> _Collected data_
════════════════════

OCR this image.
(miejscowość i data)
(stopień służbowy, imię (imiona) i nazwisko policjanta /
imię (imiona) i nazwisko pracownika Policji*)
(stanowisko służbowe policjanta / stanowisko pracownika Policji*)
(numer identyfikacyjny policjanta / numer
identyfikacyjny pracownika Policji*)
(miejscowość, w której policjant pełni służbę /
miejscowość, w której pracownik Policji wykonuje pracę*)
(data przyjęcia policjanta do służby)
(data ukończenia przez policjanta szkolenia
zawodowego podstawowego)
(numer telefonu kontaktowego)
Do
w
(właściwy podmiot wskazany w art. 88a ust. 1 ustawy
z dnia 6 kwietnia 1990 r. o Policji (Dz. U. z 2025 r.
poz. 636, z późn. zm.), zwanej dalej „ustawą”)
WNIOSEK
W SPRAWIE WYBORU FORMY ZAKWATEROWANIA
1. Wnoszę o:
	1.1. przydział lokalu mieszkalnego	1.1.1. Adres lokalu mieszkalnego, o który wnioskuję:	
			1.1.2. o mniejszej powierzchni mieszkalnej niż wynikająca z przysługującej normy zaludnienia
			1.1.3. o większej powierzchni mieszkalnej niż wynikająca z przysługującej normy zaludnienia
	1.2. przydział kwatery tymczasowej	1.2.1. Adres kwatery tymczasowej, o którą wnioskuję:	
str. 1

════════════════════

> _WHAT THIS TASK INVOLVES_
Each line of the material above needs to be quoted exactly, please.

> _WRITTEN SOLUTION_
OCR this image.
(miejscowość i data)
(stopień służbowy, imię (imiona) i nazwisko policjanta /
imię (imiona) i nazwisko pracownika Policji*)
(stanowisko służbowe policjanta / stanowisko pracownika Policji*)
(numer identyfikacyjny policjanta / numer
identyfikacyjny pracownika Policji*)
(miejscowość, w której policjant pełni służbę /
miejscowość, w której pracownik Policji wykonuje pracę*)
(data przyjęcia policjanta do służby)
(data ukończenia przez policjanta szkolenia
zawodowego podstawowego)
(numer telefonu kontaktowego)
Do
w
(właściwy podmiot wskazany w art. 88a ust. 1 ustawy
z dnia 6 kwietnia 1990 r. o Policji (Dz. U. z 2025 r.
poz. 636, z późn. zm.), zwanej dalej „ustawą”)
WNIOSEK
W SPRAWIE WYBORU FORMY ZAKWATEROWANIA
1. Wnoszę o:
	1.1. przydział lokalu mieszkalnego	1.1.1. Adres lokalu mieszkalnego, o który wnioskuję:	
			1.1.2. o mniejszej powierzchni mieszkalnej niż wynikająca z przysługującej normy zaludnienia
			1.1.3. o większej powierzchni mieszkalnej niż wynikająca z przysługującej normy zaludnienia
	1.2. przydział kwatery tymczasowej	1.2.1. Adres kwatery tymczasowej, o którą wnioskuję:	
str. 1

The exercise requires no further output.